WHAT TO WORK ON:
Find every line in the records below that contains the word "accuracy", and copy each such line.

EXCERPTED RECORDS:
## START

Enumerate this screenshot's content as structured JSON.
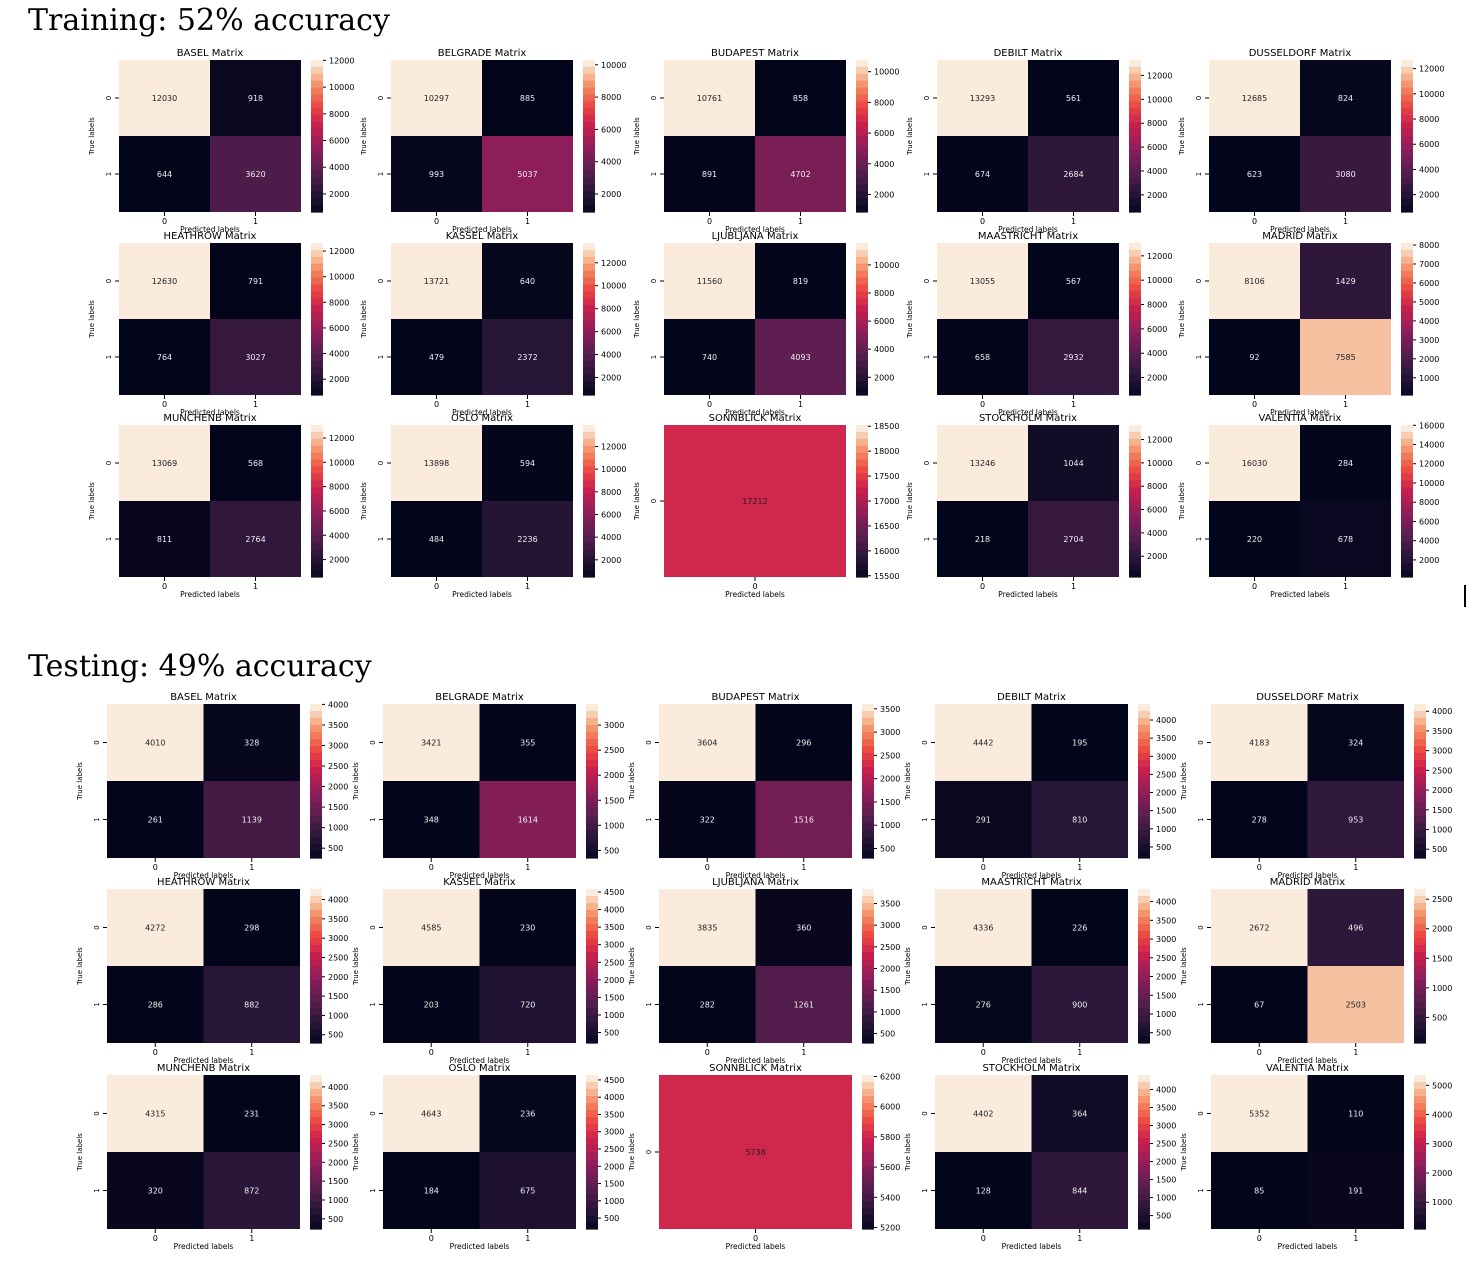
{
  "sections": [
    {
      "title": "Training: 52% accuracy",
      "matrices": [
        {
          "title": "BASEL Matrix",
          "cells": [
            [
              12030,
              918
            ],
            [
              644,
              3620
            ]
          ],
          "cbar": [
            2000,
            4000,
            6000,
            8000,
            10000,
            12000
          ]
        },
        {
          "title": "BELGRADE Matrix",
          "cells": [
            [
              10297,
              885
            ],
            [
              993,
              5037
            ]
          ],
          "cbar": [
            2000,
            4000,
            6000,
            8000,
            10000
          ]
        },
        {
          "title": "BUDAPEST Matrix",
          "cells": [
            [
              10761,
              858
            ],
            [
              891,
              4702
            ]
          ],
          "cbar": [
            2000,
            4000,
            6000,
            8000,
            10000
          ]
        },
        {
          "title": "DEBILT Matrix",
          "cells": [
            [
              13293,
              561
            ],
            [
              674,
              2684
            ]
          ],
          "cbar": [
            2000,
            4000,
            6000,
            8000,
            10000,
            12000
          ]
        },
        {
          "title": "DUSSELDORF Matrix",
          "cells": [
            [
              12685,
              824
            ],
            [
              623,
              3080
            ]
          ],
          "cbar": [
            2000,
            4000,
            6000,
            8000,
            10000,
            12000
          ]
        },
        {
          "title": "HEATHROW Matrix",
          "cells": [
            [
              12630,
              791
            ],
            [
              764,
              3027
            ]
          ],
          "cbar": [
            2000,
            4000,
            6000,
            8000,
            10000,
            12000
          ]
        },
        {
          "title": "KASSEL Matrix",
          "cells": [
            [
              13721,
              640
            ],
            [
              479,
              2372
            ]
          ],
          "cbar": [
            2000,
            4000,
            6000,
            8000,
            10000,
            12000
          ]
        },
        {
          "title": "LJUBLJANA Matrix",
          "cells": [
            [
              11560,
              819
            ],
            [
              740,
              4093
            ]
          ],
          "cbar": [
            2000,
            4000,
            6000,
            8000,
            10000
          ]
        },
        {
          "title": "MAASTRICHT Matrix",
          "cells": [
            [
              13055,
              567
            ],
            [
              658,
              2932
            ]
          ],
          "cbar": [
            2000,
            4000,
            6000,
            8000,
            10000,
            12000
          ]
        },
        {
          "title": "MADRID Matrix",
          "cells": [
            [
              8106,
              1429
            ],
            [
              92,
              7585
            ]
          ],
          "cbar": [
            1000,
            2000,
            3000,
            4000,
            5000,
            6000,
            7000,
            8000
          ]
        },
        {
          "title": "MUNCHENB Matrix",
          "cells": [
            [
              13069,
              568
            ],
            [
              811,
              2764
            ]
          ],
          "cbar": [
            2000,
            4000,
            6000,
            8000,
            10000,
            12000
          ]
        },
        {
          "title": "OSLO Matrix",
          "cells": [
            [
              13898,
              594
            ],
            [
              484,
              2236
            ]
          ],
          "cbar": [
            2000,
            4000,
            6000,
            8000,
            10000,
            12000
          ]
        },
        {
          "title": "SONNBLICK Matrix",
          "cells": [
            [
              17212
            ]
          ],
          "cbar": [
            15500,
            16000,
            16500,
            17000,
            17500,
            18000,
            18500
          ]
        },
        {
          "title": "STOCKHOLM Matrix",
          "cells": [
            [
              13246,
              1044
            ],
            [
              218,
              2704
            ]
          ],
          "cbar": [
            2000,
            4000,
            6000,
            8000,
            10000,
            12000
          ]
        },
        {
          "title": "VALENTIA Matrix",
          "cells": [
            [
              16030,
              284
            ],
            [
              220,
              678
            ]
          ],
          "cbar": [
            2000,
            4000,
            6000,
            8000,
            10000,
            12000,
            14000,
            16000
          ]
        }
      ]
    },
    {
      "title": "Testing: 49% accuracy",
      "matrices": [
        {
          "title": "BASEL Matrix",
          "cells": [
            [
              4010,
              328
            ],
            [
              261,
              1139
            ]
          ],
          "cbar": [
            500,
            1000,
            1500,
            2000,
            2500,
            3000,
            3500,
            4000
          ]
        },
        {
          "title": "BELGRADE Matrix",
          "cells": [
            [
              3421,
              355
            ],
            [
              348,
              1614
            ]
          ],
          "cbar": [
            500,
            1000,
            1500,
            2000,
            2500,
            3000
          ]
        },
        {
          "title": "BUDAPEST Matrix",
          "cells": [
            [
              3604,
              296
            ],
            [
              322,
              1516
            ]
          ],
          "cbar": [
            500,
            1000,
            1500,
            2000,
            2500,
            3000,
            3500
          ]
        },
        {
          "title": "DEBILT Matrix",
          "cells": [
            [
              4442,
              195
            ],
            [
              291,
              810
            ]
          ],
          "cbar": [
            500,
            1000,
            1500,
            2000,
            2500,
            3000,
            3500,
            4000
          ]
        },
        {
          "title": "DUSSELDORF Matrix",
          "cells": [
            [
              4183,
              324
            ],
            [
              278,
              953
            ]
          ],
          "cbar": [
            500,
            1000,
            1500,
            2000,
            2500,
            3000,
            3500,
            4000
          ]
        },
        {
          "title": "HEATHROW Matrix",
          "cells": [
            [
              4272,
              298
            ],
            [
              286,
              882
            ]
          ],
          "cbar": [
            500,
            1000,
            1500,
            2000,
            2500,
            3000,
            3500,
            4000
          ]
        },
        {
          "title": "KASSEL Matrix",
          "cells": [
            [
              4585,
              230
            ],
            [
              203,
              720
            ]
          ],
          "cbar": [
            500,
            1000,
            1500,
            2000,
            2500,
            3000,
            3500,
            4000,
            4500
          ]
        },
        {
          "title": "LJUBLJANA Matrix",
          "cells": [
            [
              3835,
              360
            ],
            [
              282,
              1261
            ]
          ],
          "cbar": [
            500,
            1000,
            1500,
            2000,
            2500,
            3000,
            3500
          ]
        },
        {
          "title": "MAASTRICHT Matrix",
          "cells": [
            [
              4336,
              226
            ],
            [
              276,
              900
            ]
          ],
          "cbar": [
            500,
            1000,
            1500,
            2000,
            2500,
            3000,
            3500,
            4000
          ]
        },
        {
          "title": "MADRID Matrix",
          "cells": [
            [
              2672,
              496
            ],
            [
              67,
              2503
            ]
          ],
          "cbar": [
            500,
            1000,
            1500,
            2000,
            2500
          ]
        },
        {
          "title": "MUNCHENB Matrix",
          "cells": [
            [
              4315,
              231
            ],
            [
              320,
              872
            ]
          ],
          "cbar": [
            500,
            1000,
            1500,
            2000,
            2500,
            3000,
            3500,
            4000
          ]
        },
        {
          "title": "OSLO Matrix",
          "cells": [
            [
              4643,
              236
            ],
            [
              184,
              675
            ]
          ],
          "cbar": [
            500,
            1000,
            1500,
            2000,
            2500,
            3000,
            3500,
            4000,
            4500
          ]
        },
        {
          "title": "SONNBLICK Matrix",
          "cells": [
            [
              5738
            ]
          ],
          "cbar": [
            5200,
            5400,
            5600,
            5800,
            6000,
            6200
          ]
        },
        {
          "title": "STOCKHOLM Matrix",
          "cells": [
            [
              4402,
              364
            ],
            [
              128,
              844
            ]
          ],
          "cbar": [
            500,
            1000,
            1500,
            2000,
            2500,
            3000,
            3500,
            4000
          ]
        },
        {
          "title": "VALENTIA Matrix",
          "cells": [
            [
              5352,
              110
            ],
            [
              85,
              191
            ]
          ],
          "cbar": [
            1000,
            2000,
            3000,
            4000,
            5000
          ]
        }
      ]
    }
  ],
  "labels": {
    "xlabel": "Predicted labels",
    "ylabel": "True labels",
    "ticks": [
      "0",
      "1"
    ]
  },
  "chart_data": {
    "type": "heatmap",
    "colormap": "rocket",
    "panels_per_row": 5,
    "note_values": "see sections[].matrices[].cells (rows = true label, cols = predicted label)"
  }
}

## END

EXERCISE OUTPUT:
      "title": "Training: 52% accuracy",
      "title": "Testing: 49% accuracy",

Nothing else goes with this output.